■ **Task to carry out**:
Only lines with the word "xlabel" are needed; collect each of them from the listing below.

■ **Data excerpts**:
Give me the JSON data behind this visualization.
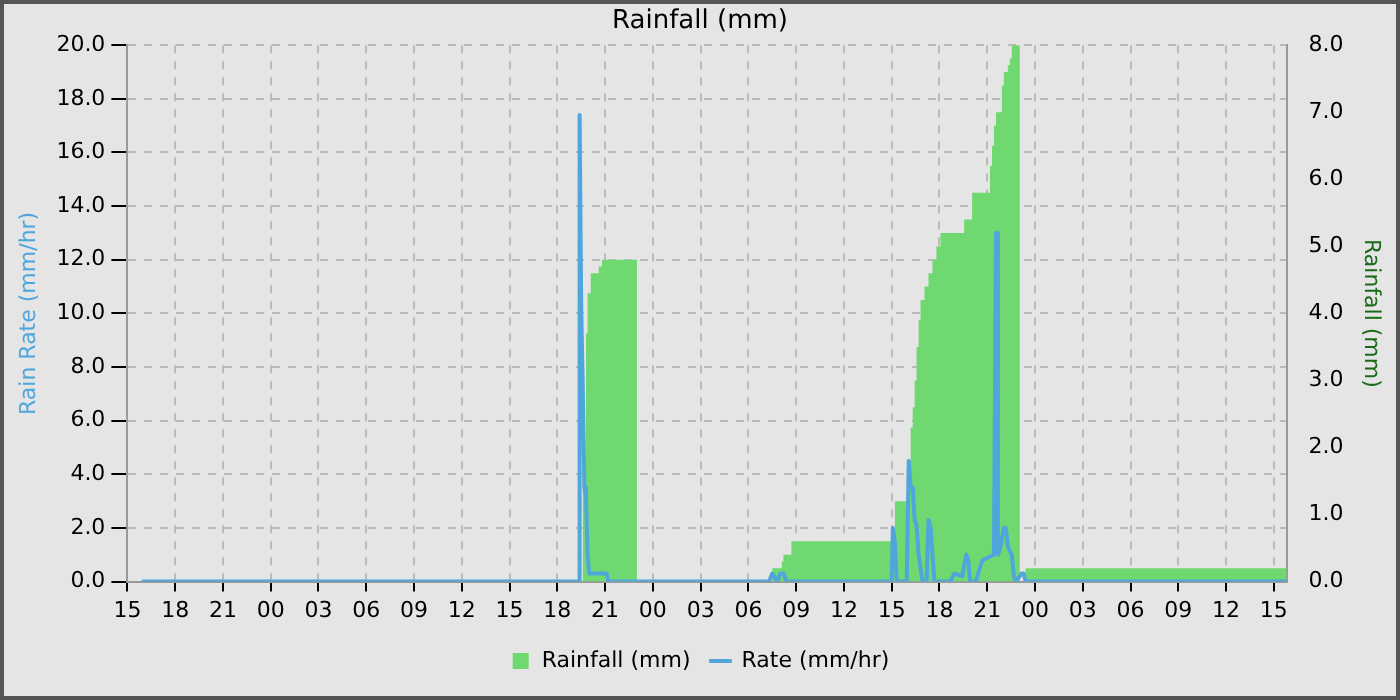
{
  "chart_data": {
    "type": "line",
    "title": "Rainfall (mm)",
    "ylabel": "Rain Rate (mm/hr)",
    "y2label": "Rainfall (mm)",
    "xlim": [
      15,
      87.8
    ],
    "xticks": [
      15,
      18,
      21,
      {
        "value": 24,
        "label": "00"
      },
      {
        "value": 27,
        "label": "03"
      },
      {
        "value": 30,
        "label": "06"
      },
      {
        "value": 33,
        "label": "09"
      },
      {
        "value": 36,
        "label": "12"
      },
      {
        "value": 39,
        "label": "15"
      },
      {
        "value": 42,
        "label": "18"
      },
      {
        "value": 45,
        "label": "21"
      },
      {
        "value": 48,
        "label": "00"
      },
      {
        "value": 51,
        "label": "03"
      },
      {
        "value": 54,
        "label": "06"
      },
      {
        "value": 57,
        "label": "09"
      },
      {
        "value": 60,
        "label": "12"
      },
      {
        "value": 63,
        "label": "15"
      },
      {
        "value": 66,
        "label": "18"
      },
      {
        "value": 69,
        "label": "21"
      },
      {
        "value": 72,
        "label": "00"
      },
      {
        "value": 75,
        "label": "03"
      },
      {
        "value": 78,
        "label": "06"
      },
      {
        "value": 81,
        "label": "09"
      },
      {
        "value": 84,
        "label": "12"
      },
      {
        "value": 87,
        "label": "15"
      }
    ],
    "ylim": [
      0,
      20
    ],
    "yticks": [
      {
        "value": 0,
        "label": "0.0"
      },
      {
        "value": 2,
        "label": "2.0"
      },
      {
        "value": 4,
        "label": "4.0"
      },
      {
        "value": 6,
        "label": "6.0"
      },
      {
        "value": 8,
        "label": "8.0"
      },
      {
        "value": 10,
        "label": "10.0"
      },
      {
        "value": 12,
        "label": "12.0"
      },
      {
        "value": 14,
        "label": "14.0"
      },
      {
        "value": 16,
        "label": "16.0"
      },
      {
        "value": 18,
        "label": "18.0"
      },
      {
        "value": 20,
        "label": "20.0"
      }
    ],
    "y2lim": [
      0,
      8
    ],
    "y2ticks": [
      {
        "value": 0,
        "label": "0.0"
      },
      {
        "value": 1,
        "label": "1.0"
      },
      {
        "value": 2,
        "label": "2.0"
      },
      {
        "value": 3,
        "label": "3.0"
      },
      {
        "value": 4,
        "label": "4.0"
      },
      {
        "value": 5,
        "label": "5.0"
      },
      {
        "value": 6,
        "label": "6.0"
      },
      {
        "value": 7,
        "label": "7.0"
      },
      {
        "value": 8,
        "label": "8.0"
      }
    ],
    "grid": true,
    "legend": "bottom",
    "series": [
      {
        "name": "Rainfall (mm)",
        "type": "area",
        "axis": "y2",
        "color": "#70d870",
        "x": [
          15,
          43.3,
          43.6,
          43.8,
          43.9,
          44.1,
          44.6,
          44.8,
          47.0,
          55.5,
          56.1,
          56.2,
          56.7,
          63.2,
          64.07,
          64.19,
          64.32,
          64.44,
          64.56,
          64.69,
          64.81,
          65.06,
          65.31,
          65.56,
          65.81,
          66.06,
          67.55,
          68.05,
          69.17,
          69.3,
          69.42,
          69.55,
          69.92,
          70.04,
          70.29,
          70.42,
          70.54,
          71.04,
          71.41,
          87.8
        ],
        "values": [
          0,
          0,
          1.7,
          3.7,
          4.3,
          4.6,
          4.7,
          4.8,
          0,
          0.2,
          0.3,
          0.4,
          0.6,
          1.2,
          1.8,
          2.3,
          2.6,
          3.0,
          3.5,
          3.9,
          4.2,
          4.4,
          4.6,
          4.8,
          5.0,
          5.2,
          5.4,
          5.8,
          6.2,
          6.5,
          6.8,
          7.0,
          7.4,
          7.6,
          7.7,
          7.8,
          8.0,
          0,
          0.2,
          0.2
        ]
      },
      {
        "name": "Rate (mm/hr)",
        "type": "line",
        "axis": "y",
        "color": "#4ea6dc",
        "x": [
          15.9,
          43.3,
          43.4,
          43.5,
          43.6,
          43.7,
          43.8,
          43.9,
          44.0,
          44.1,
          44.5,
          45.1,
          45.2,
          55.3,
          55.5,
          55.8,
          56.0,
          56.2,
          56.4,
          56.6,
          63.0,
          63.07,
          63.19,
          63.32,
          63.94,
          64.07,
          64.19,
          64.32,
          64.44,
          64.56,
          64.69,
          64.81,
          64.94,
          65.19,
          65.31,
          65.44,
          65.56,
          65.68,
          66.68,
          66.93,
          67.43,
          67.68,
          67.8,
          67.93,
          68.3,
          68.42,
          68.7,
          69.42,
          69.55,
          69.67,
          69.8,
          70.04,
          70.17,
          70.29,
          70.54,
          70.67,
          70.79,
          71.16,
          71.29,
          71.41,
          87.8
        ],
        "values": [
          0,
          0,
          17.4,
          10.2,
          7.2,
          3.5,
          3.2,
          1.0,
          0.3,
          0.3,
          0.3,
          0.3,
          0,
          0,
          0.3,
          0,
          0.3,
          0.3,
          0,
          0,
          0,
          2.0,
          1.5,
          0,
          0,
          4.5,
          3.5,
          3.5,
          2.3,
          2.1,
          1.0,
          0.5,
          0,
          0,
          2.3,
          2.0,
          1.0,
          0,
          0,
          0.3,
          0.2,
          1.0,
          0.8,
          0,
          0,
          0.3,
          0.8,
          1.0,
          13.0,
          1.0,
          1.2,
          2.0,
          2.0,
          1.3,
          1.0,
          0.2,
          0,
          0.3,
          0.3,
          0,
          0
        ]
      }
    ]
  }
}
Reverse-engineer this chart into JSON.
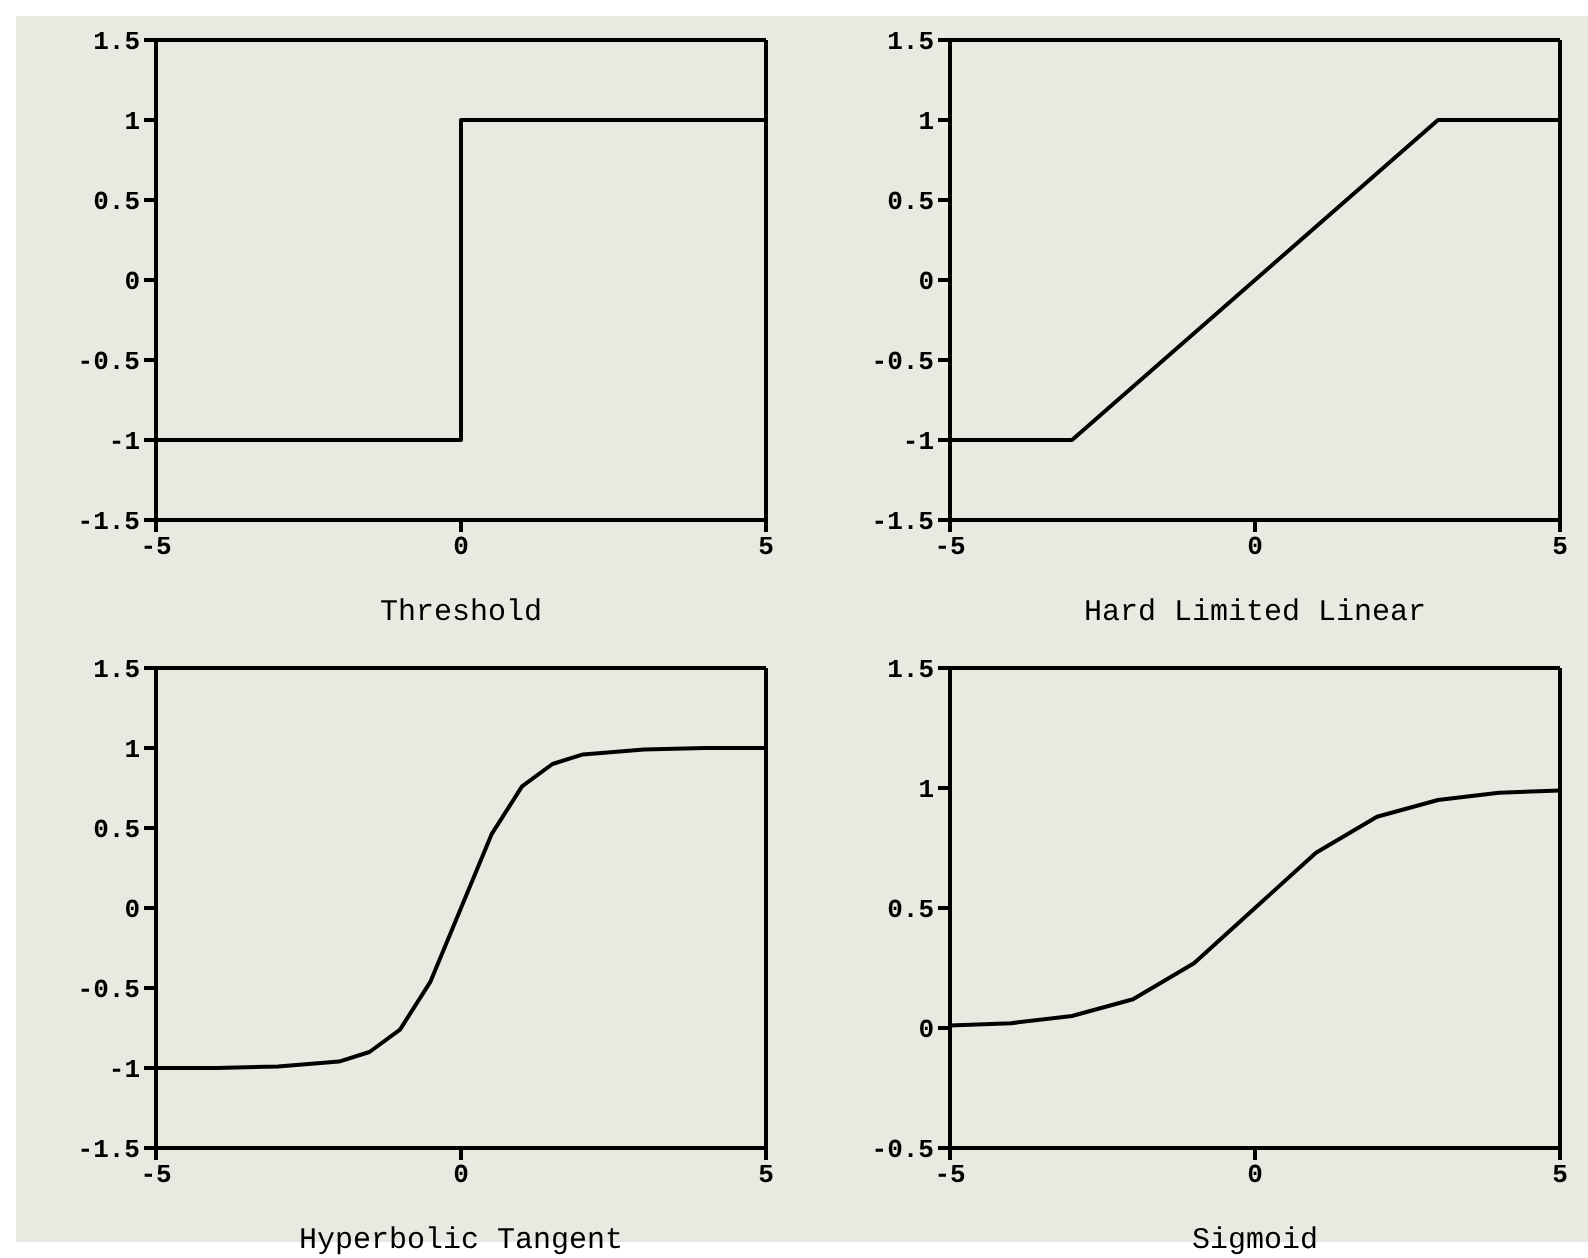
{
  "chart_data": [
    {
      "type": "line",
      "xlabel": "Threshold",
      "x": [
        -5,
        0,
        0,
        5
      ],
      "values": [
        -1,
        -1,
        1,
        1
      ],
      "color": "#000000",
      "xlim": [
        -5,
        5
      ],
      "xticks": [
        -5,
        0,
        5
      ],
      "ylim": [
        -1.5,
        1.5
      ],
      "yticks": [
        -1.5,
        -1,
        -0.5,
        0,
        0.5,
        1,
        1.5
      ]
    },
    {
      "type": "line",
      "xlabel": "Hard Limited Linear",
      "x": [
        -5,
        -3,
        3,
        5
      ],
      "values": [
        -1,
        -1,
        1,
        1
      ],
      "color": "#000000",
      "xlim": [
        -5,
        5
      ],
      "xticks": [
        -5,
        0,
        5
      ],
      "ylim": [
        -1.5,
        1.5
      ],
      "yticks": [
        -1.5,
        -1,
        -0.5,
        0,
        0.5,
        1,
        1.5
      ]
    },
    {
      "type": "line",
      "xlabel": "Hyperbolic Tangent",
      "x": [
        -5,
        -4,
        -3,
        -2,
        -1.5,
        -1,
        -0.5,
        0,
        0.5,
        1,
        1.5,
        2,
        3,
        4,
        5
      ],
      "values": [
        -1,
        -1,
        -0.99,
        -0.96,
        -0.9,
        -0.76,
        -0.46,
        0,
        0.46,
        0.76,
        0.9,
        0.96,
        0.99,
        1,
        1
      ],
      "color": "#000000",
      "xlim": [
        -5,
        5
      ],
      "xticks": [
        -5,
        0,
        5
      ],
      "ylim": [
        -1.5,
        1.5
      ],
      "yticks": [
        -1.5,
        -1,
        -0.5,
        0,
        0.5,
        1,
        1.5
      ]
    },
    {
      "type": "line",
      "xlabel": "Sigmoid",
      "x": [
        -5,
        -4,
        -3,
        -2,
        -1,
        0,
        1,
        2,
        3,
        4,
        5
      ],
      "values": [
        0.01,
        0.02,
        0.05,
        0.12,
        0.27,
        0.5,
        0.73,
        0.88,
        0.95,
        0.98,
        0.99
      ],
      "color": "#000000",
      "xlim": [
        -5,
        5
      ],
      "xticks": [
        -5,
        0,
        5
      ],
      "ylim": [
        -0.5,
        1.5
      ],
      "yticks": [
        -0.5,
        0,
        0.5,
        1,
        1.5
      ]
    }
  ]
}
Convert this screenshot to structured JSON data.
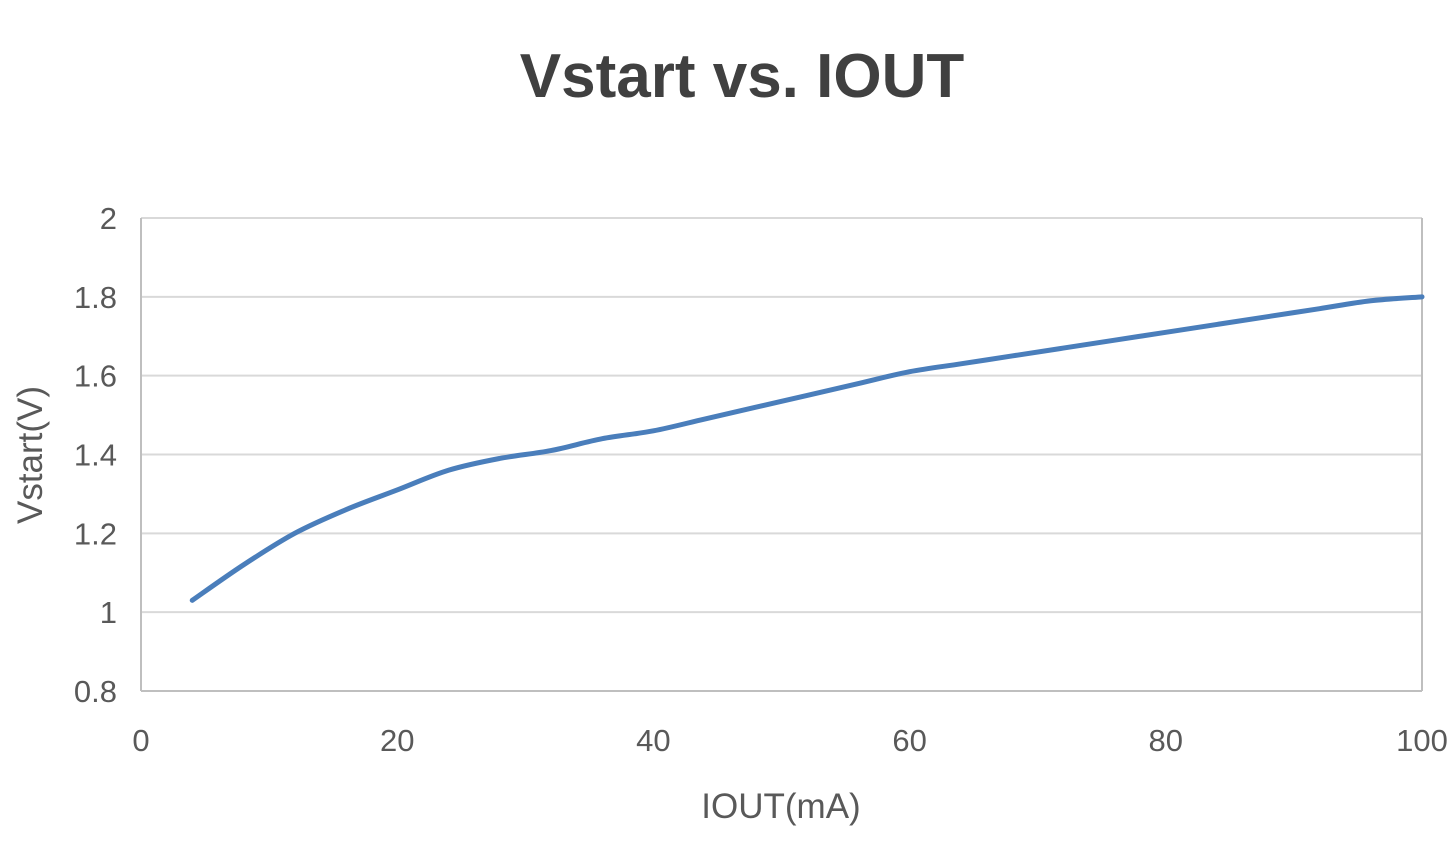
{
  "chart_data": {
    "type": "line",
    "title": "Vstart vs. IOUT",
    "xlabel": "IOUT(mA)",
    "ylabel": "Vstart(V)",
    "xlim": [
      0,
      100
    ],
    "ylim": [
      0.8,
      2
    ],
    "x_ticks": [
      0,
      20,
      40,
      60,
      80,
      100
    ],
    "x_tick_labels": [
      "0",
      "20",
      "40",
      "60",
      "80",
      "100"
    ],
    "y_ticks": [
      0.8,
      1,
      1.2,
      1.4,
      1.6,
      1.8,
      2
    ],
    "y_tick_labels": [
      "0.8",
      "1",
      "1.2",
      "1.4",
      "1.6",
      "1.8",
      "2"
    ],
    "grid": true,
    "legend": "none",
    "series": [
      {
        "color": "#4a7ebb",
        "x": [
          4,
          8,
          12,
          16,
          20,
          24,
          28,
          32,
          36,
          40,
          44,
          48,
          52,
          56,
          60,
          64,
          68,
          72,
          76,
          80,
          84,
          88,
          92,
          96,
          100
        ],
        "y": [
          1.03,
          1.12,
          1.2,
          1.26,
          1.31,
          1.36,
          1.39,
          1.41,
          1.44,
          1.46,
          1.49,
          1.52,
          1.55,
          1.58,
          1.61,
          1.63,
          1.65,
          1.67,
          1.69,
          1.71,
          1.73,
          1.75,
          1.77,
          1.79,
          1.8
        ]
      }
    ]
  }
}
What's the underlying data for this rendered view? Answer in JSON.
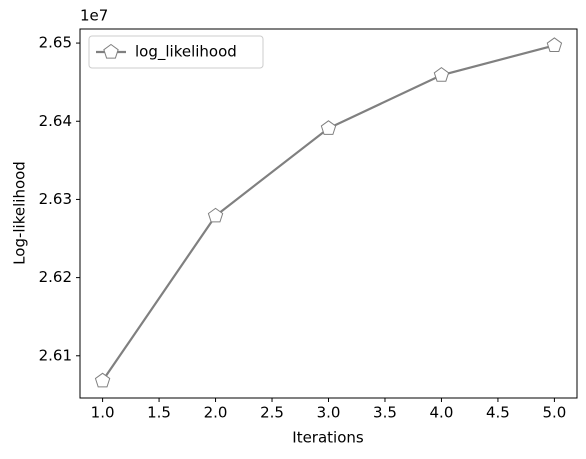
{
  "chart_data": {
    "type": "line",
    "x_label": "Iterations",
    "y_label": "Log-likelihood",
    "y_offset_label": "1e7",
    "x": [
      1,
      2,
      3,
      4,
      5
    ],
    "series": [
      {
        "name": "log_likelihood",
        "color": "#808080",
        "marker_fill": "#ffffff",
        "marker": "pentagon",
        "values": [
          2.6068,
          2.6279,
          2.6391,
          2.6459,
          2.6497
        ]
      }
    ],
    "xlim": [
      0.8,
      5.2
    ],
    "xticks": [
      {
        "value": 1,
        "label": "1.0"
      },
      {
        "value": 1.5,
        "label": "1.5"
      },
      {
        "value": 2,
        "label": "2.0"
      },
      {
        "value": 2.5,
        "label": "2.5"
      },
      {
        "value": 3,
        "label": "3.0"
      },
      {
        "value": 3.5,
        "label": "3.5"
      },
      {
        "value": 4,
        "label": "4.0"
      },
      {
        "value": 4.5,
        "label": "4.5"
      },
      {
        "value": 5,
        "label": "5.0"
      }
    ],
    "ylim": [
      2.6046,
      2.6518
    ],
    "yticks": [
      2.61,
      2.62,
      2.63,
      2.64,
      2.65
    ],
    "grid": false,
    "legend": "upper left"
  }
}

■ **Output for this task**:
      "xlabel": "Threshold",
      "xlabel": "Hard Limited Linear",
      "xlabel": "Hyperbolic Tangent",
      "xlabel": "Sigmoid",
    "xlabel": "IOUT(mA)",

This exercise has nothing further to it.